Set task:
Identify the lines that contain the word "title" and copy each one.

Entries from a dataset
## START

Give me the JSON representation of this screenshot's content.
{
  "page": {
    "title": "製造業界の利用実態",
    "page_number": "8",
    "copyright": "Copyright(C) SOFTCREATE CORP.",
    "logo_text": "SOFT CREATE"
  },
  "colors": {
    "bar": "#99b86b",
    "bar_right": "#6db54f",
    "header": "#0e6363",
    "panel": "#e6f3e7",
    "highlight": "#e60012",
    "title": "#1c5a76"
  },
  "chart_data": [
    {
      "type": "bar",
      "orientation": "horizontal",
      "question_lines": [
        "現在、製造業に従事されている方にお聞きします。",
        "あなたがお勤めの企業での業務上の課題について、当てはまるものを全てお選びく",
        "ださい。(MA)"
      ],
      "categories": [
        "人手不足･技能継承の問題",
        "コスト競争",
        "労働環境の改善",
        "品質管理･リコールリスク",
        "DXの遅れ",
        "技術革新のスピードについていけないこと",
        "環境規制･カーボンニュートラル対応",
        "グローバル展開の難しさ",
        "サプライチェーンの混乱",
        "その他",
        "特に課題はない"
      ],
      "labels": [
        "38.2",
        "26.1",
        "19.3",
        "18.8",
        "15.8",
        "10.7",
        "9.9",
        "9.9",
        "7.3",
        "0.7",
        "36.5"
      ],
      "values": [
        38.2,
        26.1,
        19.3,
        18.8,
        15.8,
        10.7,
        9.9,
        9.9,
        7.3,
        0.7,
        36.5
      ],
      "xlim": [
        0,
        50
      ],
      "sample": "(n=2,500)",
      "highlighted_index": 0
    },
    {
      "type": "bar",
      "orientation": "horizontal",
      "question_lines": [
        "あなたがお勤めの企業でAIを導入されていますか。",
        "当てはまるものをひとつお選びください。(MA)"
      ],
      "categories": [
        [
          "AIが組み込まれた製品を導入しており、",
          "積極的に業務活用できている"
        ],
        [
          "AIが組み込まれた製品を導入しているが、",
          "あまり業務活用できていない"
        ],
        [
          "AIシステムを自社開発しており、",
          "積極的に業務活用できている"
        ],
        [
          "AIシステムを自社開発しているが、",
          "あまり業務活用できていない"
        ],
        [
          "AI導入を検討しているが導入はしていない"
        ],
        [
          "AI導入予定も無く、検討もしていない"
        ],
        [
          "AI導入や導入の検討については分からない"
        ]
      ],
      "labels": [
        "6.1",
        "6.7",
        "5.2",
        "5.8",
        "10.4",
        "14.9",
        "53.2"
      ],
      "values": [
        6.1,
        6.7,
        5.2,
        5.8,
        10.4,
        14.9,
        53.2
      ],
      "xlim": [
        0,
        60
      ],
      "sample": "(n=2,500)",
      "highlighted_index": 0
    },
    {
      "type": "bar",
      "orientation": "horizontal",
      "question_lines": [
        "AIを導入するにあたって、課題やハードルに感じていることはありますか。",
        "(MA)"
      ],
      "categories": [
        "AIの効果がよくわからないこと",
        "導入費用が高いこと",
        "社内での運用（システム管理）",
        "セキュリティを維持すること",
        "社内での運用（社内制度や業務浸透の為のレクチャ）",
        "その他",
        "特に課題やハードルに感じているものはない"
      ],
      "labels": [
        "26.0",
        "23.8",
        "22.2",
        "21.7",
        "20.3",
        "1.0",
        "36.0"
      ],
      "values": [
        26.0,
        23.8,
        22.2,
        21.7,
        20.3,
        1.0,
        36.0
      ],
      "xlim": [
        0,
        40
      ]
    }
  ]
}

## END
## START

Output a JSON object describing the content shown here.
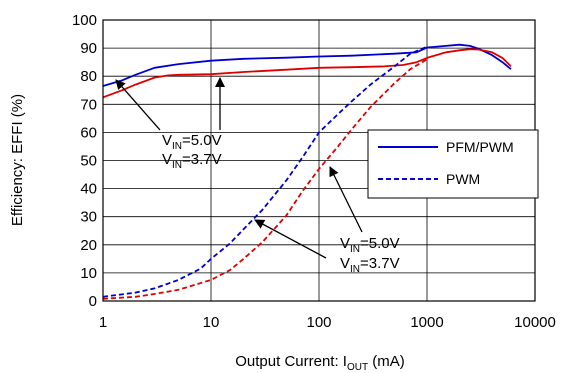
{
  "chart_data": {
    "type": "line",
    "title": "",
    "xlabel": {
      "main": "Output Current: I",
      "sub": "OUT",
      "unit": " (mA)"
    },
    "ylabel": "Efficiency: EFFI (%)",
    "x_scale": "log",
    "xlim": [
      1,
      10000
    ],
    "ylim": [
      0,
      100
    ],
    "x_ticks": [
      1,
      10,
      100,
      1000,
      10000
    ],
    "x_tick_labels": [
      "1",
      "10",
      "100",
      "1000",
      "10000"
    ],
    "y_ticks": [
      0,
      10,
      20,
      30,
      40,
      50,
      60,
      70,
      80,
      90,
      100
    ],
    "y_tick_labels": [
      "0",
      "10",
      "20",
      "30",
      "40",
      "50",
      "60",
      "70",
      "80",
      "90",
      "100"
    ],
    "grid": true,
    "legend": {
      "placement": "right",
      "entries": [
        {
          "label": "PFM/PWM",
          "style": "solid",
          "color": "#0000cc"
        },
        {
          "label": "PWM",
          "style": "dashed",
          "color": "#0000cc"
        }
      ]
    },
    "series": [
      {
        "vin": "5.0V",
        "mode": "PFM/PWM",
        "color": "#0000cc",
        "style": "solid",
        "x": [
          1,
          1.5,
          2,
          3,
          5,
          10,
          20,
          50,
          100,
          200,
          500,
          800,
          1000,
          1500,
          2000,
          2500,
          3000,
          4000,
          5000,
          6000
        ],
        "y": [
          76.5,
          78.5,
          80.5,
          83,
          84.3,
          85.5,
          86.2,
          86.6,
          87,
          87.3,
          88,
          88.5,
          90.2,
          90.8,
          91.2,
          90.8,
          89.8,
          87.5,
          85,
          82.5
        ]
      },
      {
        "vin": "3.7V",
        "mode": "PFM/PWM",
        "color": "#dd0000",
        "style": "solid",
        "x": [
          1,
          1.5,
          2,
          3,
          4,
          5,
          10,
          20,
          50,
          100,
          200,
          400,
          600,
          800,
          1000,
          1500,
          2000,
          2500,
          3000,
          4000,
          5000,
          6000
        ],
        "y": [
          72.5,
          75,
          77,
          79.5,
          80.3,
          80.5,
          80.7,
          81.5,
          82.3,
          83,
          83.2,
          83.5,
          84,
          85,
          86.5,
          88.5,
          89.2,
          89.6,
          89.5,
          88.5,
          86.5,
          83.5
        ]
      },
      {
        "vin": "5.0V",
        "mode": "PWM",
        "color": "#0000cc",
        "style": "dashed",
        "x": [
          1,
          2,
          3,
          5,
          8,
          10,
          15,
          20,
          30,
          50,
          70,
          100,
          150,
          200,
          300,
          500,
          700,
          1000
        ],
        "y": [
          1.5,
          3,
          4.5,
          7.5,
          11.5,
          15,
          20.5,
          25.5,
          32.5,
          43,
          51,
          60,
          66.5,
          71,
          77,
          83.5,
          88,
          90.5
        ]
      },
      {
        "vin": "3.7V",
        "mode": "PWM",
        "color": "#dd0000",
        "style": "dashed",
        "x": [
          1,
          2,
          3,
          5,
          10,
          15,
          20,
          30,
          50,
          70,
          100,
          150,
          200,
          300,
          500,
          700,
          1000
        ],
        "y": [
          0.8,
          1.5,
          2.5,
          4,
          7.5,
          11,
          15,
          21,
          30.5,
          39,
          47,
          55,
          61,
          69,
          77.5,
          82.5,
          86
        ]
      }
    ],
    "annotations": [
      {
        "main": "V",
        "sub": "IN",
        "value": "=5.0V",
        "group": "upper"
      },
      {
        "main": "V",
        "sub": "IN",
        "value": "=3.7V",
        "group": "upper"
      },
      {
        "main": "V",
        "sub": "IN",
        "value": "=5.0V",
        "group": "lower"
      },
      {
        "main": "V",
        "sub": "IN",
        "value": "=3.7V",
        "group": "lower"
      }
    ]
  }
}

## END
## START

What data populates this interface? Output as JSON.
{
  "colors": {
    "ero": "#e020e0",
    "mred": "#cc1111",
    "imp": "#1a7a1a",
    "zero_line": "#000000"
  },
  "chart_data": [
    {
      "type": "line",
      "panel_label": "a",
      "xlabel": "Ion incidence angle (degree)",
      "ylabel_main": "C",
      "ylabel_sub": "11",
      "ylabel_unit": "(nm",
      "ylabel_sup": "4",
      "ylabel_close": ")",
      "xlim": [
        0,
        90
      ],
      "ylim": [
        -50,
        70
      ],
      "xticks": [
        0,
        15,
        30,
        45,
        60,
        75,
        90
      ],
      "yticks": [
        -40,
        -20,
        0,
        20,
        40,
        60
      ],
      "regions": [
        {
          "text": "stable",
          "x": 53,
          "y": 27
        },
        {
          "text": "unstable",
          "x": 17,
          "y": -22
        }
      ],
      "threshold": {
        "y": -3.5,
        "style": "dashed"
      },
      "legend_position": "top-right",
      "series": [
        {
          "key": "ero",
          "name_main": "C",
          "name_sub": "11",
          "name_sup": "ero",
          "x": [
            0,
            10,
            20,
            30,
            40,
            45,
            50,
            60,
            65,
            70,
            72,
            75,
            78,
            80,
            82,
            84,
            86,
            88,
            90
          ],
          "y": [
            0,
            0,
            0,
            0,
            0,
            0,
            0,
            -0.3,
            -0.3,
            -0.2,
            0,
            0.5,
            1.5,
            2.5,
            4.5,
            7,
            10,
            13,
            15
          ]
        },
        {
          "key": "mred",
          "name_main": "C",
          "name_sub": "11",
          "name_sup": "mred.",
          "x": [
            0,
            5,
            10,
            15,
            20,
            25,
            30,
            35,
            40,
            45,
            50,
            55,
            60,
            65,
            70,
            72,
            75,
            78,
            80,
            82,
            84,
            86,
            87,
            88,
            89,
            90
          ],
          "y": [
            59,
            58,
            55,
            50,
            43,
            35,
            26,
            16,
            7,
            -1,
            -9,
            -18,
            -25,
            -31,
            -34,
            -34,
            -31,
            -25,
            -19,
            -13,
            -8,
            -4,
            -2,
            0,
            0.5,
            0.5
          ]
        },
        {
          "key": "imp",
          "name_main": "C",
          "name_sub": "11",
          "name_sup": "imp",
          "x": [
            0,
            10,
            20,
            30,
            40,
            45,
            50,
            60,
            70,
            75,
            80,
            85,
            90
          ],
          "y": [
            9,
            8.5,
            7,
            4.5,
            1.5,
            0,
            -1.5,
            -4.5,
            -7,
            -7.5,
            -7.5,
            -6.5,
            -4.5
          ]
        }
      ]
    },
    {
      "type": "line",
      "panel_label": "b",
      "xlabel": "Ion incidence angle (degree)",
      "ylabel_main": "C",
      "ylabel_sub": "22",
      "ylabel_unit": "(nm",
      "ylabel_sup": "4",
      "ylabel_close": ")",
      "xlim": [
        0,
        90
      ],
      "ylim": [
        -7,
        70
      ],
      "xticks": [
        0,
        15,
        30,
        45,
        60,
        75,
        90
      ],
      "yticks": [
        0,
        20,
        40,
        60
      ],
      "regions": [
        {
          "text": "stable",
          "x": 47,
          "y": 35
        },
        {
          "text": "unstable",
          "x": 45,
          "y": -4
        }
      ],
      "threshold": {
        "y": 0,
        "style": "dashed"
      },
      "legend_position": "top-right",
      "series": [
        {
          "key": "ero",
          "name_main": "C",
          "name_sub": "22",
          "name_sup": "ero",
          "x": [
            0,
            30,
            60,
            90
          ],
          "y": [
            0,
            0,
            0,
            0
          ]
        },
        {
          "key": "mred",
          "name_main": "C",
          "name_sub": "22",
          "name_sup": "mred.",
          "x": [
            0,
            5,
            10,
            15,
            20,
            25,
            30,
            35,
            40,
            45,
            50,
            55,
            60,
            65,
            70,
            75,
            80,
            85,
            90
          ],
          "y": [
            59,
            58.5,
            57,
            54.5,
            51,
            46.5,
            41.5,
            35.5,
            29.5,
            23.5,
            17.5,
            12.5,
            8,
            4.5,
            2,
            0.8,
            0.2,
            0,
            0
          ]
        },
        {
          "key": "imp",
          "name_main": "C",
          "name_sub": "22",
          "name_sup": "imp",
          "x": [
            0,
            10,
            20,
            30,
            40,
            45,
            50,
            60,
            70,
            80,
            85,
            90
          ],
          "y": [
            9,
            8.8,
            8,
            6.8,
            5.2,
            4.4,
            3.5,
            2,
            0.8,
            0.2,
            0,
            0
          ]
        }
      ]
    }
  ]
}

## END

Result for this exercise:
    "title": "製造業界の利用実態",
    "title": "#1c5a76"
    "title": "",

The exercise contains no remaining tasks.